WHAT THE EXERCISE ASKS:
Reproduce the lines of the material exactly, excluding every image.

>> begin RECORDS FOR PROCESSING

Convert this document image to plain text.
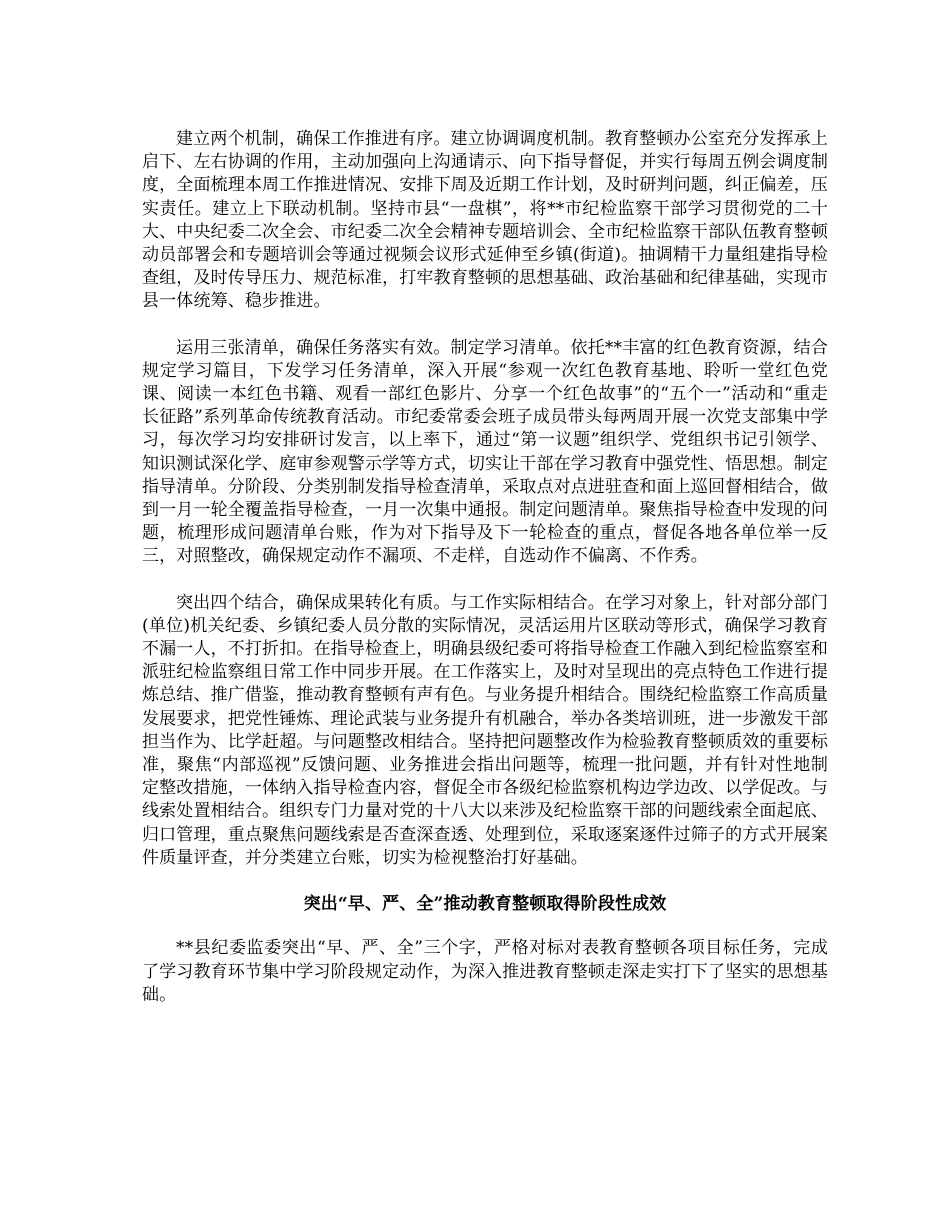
建立两个机制，确保工作推进有序。建立协调调度机制。教育整顿办公室充分发挥承上启下、左右协调的作用，主动加强向上沟通请示、向下指导督促，并实行每周五例会调度制度，全面梳理本周工作推进情况、安排下周及近期工作计划，及时研判问题，纠正偏差，压实责任。建立上下联动机制。坚持市县“一盘棋”，将**市纪检监察干部学习贯彻党的二十大、中央纪委二次全会、市纪委二次全会精神专题培训会、全市纪检监察干部队伍教育整顿动员部署会和专题培训会等通过视频会议形式延伸至乡镇(街道)。抽调精干力量组建指导检查组，及时传导压力、规范标准，打牢教育整顿的思想基础、政治基础和纪律基础，实现市县一体统筹、稳步推进。

运用三张清单，确保任务落实有效。制定学习清单。依托**丰富的红色教育资源，结合规定学习篇目，下发学习任务清单，深入开展“参观一次红色教育基地、聆听一堂红色党课、阅读一本红色书籍、观看一部红色影片、分享一个红色故事”的“五个一”活动和“重走长征路”系列革命传统教育活动。市纪委常委会班子成员带头每两周开展一次党支部集中学习，每次学习均安排研讨发言，以上率下，通过“第一议题”组织学、党组织书记引领学、知识测试深化学、庭审参观警示学等方式，切实让干部在学习教育中强党性、悟思想。制定指导清单。分阶段、分类别制发指导检查清单，采取点对点进驻查和面上巡回督相结合，做到一月一轮全覆盖指导检查，一月一次集中通报。制定问题清单。聚焦指导检查中发现的问题，梳理形成问题清单台账，作为对下指导及下一轮检查的重点，督促各地各单位举一反三，对照整改，确保规定动作不漏项、不走样，自选动作不偏离、不作秀。

突出四个结合，确保成果转化有质。与工作实际相结合。在学习对象上，针对部分部门(单位)机关纪委、乡镇纪委人员分散的实际情况，灵活运用片区联动等形式，确保学习教育不漏一人，不打折扣。在指导检查上，明确县级纪委可将指导检查工作融入到纪检监察室和派驻纪检监察组日常工作中同步开展。在工作落实上，及时对呈现出的亮点特色工作进行提炼总结、推广借鉴，推动教育整顿有声有色。与业务提升相结合。围绕纪检监察工作高质量发展要求，把党性锤炼、理论武装与业务提升有机融合，举办各类培训班，进一步激发干部担当作为、比学赶超。与问题整改相结合。坚持把问题整改作为检验教育整顿质效的重要标准，聚焦“内部巡视”反馈问题、业务推进会指出问题等，梳理一批问题，并有针对性地制定整改措施，一体纳入指导检查内容，督促全市各级纪检监察机构边学边改、以学促改。与线索处置相结合。组织专门力量对党的十八大以来涉及纪检监察干部的问题线索全面起底、归口管理，重点聚焦问题线索是否查深查透、处理到位，采取逐案逐件过筛子的方式开展案件质量评查，并分类建立台账，切实为检视整治打好基础。

突出“早、严、全”推动教育整顿取得阶段性成效

**县纪委监委突出“早、严、全”三个字，严格对标对表教育整顿各项目标任务，完成了学习教育环节集中学习阶段规定动作，为深入推进教育整顿走深走实打下了坚实的思想基础。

>> end RECORDS FOR PROCESSING

THE ANSWER:
Convert this document image to plain text.
建立两个机制，确保工作推进有序。建立协调调度机制。教育整顿办公室充分发挥承上启下、左右协调的作用，主动加强向上沟通请示、向下指导督促，并实行每周五例会调度制度，全面梳理本周工作推进情况、安排下周及近期工作计划，及时研判问题，纠正偏差，压实责任。建立上下联动机制。坚持市县“一盘棋”，将**市纪检监察干部学习贯彻党的二十大、中央纪委二次全会、市纪委二次全会精神专题培训会、全市纪检监察干部队伍教育整顿动员部署会和专题培训会等通过视频会议形式延伸至乡镇(街道)。抽调精干力量组建指导检查组，及时传导压力、规范标准，打牢教育整顿的思想基础、政治基础和纪律基础，实现市县一体统筹、稳步推进。

运用三张清单，确保任务落实有效。制定学习清单。依托**丰富的红色教育资源，结合规定学习篇目，下发学习任务清单，深入开展“参观一次红色教育基地、聆听一堂红色党课、阅读一本红色书籍、观看一部红色影片、分享一个红色故事”的“五个一”活动和“重走长征路”系列革命传统教育活动。市纪委常委会班子成员带头每两周开展一次党支部集中学习，每次学习均安排研讨发言，以上率下，通过“第一议题”组织学、党组织书记引领学、知识测试深化学、庭审参观警示学等方式，切实让干部在学习教育中强党性、悟思想。制定指导清单。分阶段、分类别制发指导检查清单，采取点对点进驻查和面上巡回督相结合，做到一月一轮全覆盖指导检查，一月一次集中通报。制定问题清单。聚焦指导检查中发现的问题，梳理形成问题清单台账，作为对下指导及下一轮检查的重点，督促各地各单位举一反三，对照整改，确保规定动作不漏项、不走样，自选动作不偏离、不作秀。

突出四个结合，确保成果转化有质。与工作实际相结合。在学习对象上，针对部分部门(单位)机关纪委、乡镇纪委人员分散的实际情况，灵活运用片区联动等形式，确保学习教育不漏一人，不打折扣。在指导检查上，明确县级纪委可将指导检查工作融入到纪检监察室和派驻纪检监察组日常工作中同步开展。在工作落实上，及时对呈现出的亮点特色工作进行提炼总结、推广借鉴，推动教育整顿有声有色。与业务提升相结合。围绕纪检监察工作高质量发展要求，把党性锤炼、理论武装与业务提升有机融合，举办各类培训班，进一步激发干部担当作为、比学赶超。与问题整改相结合。坚持把问题整改作为检验教育整顿质效的重要标准，聚焦“内部巡视”反馈问题、业务推进会指出问题等，梳理一批问题，并有针对性地制定整改措施，一体纳入指导检查内容，督促全市各级纪检监察机构边学边改、以学促改。与线索处置相结合。组织专门力量对党的十八大以来涉及纪检监察干部的问题线索全面起底、归口管理，重点聚焦问题线索是否查深查透、处理到位，采取逐案逐件过筛子的方式开展案件质量评查，并分类建立台账，切实为检视整治打好基础。

突出“早、严、全”推动教育整顿取得阶段性成效

**县纪委监委突出“早、严、全”三个字，严格对标对表教育整顿各项目标任务，完成了学习教育环节集中学习阶段规定动作，为深入推进教育整顿走深走实打下了坚实的思想基础。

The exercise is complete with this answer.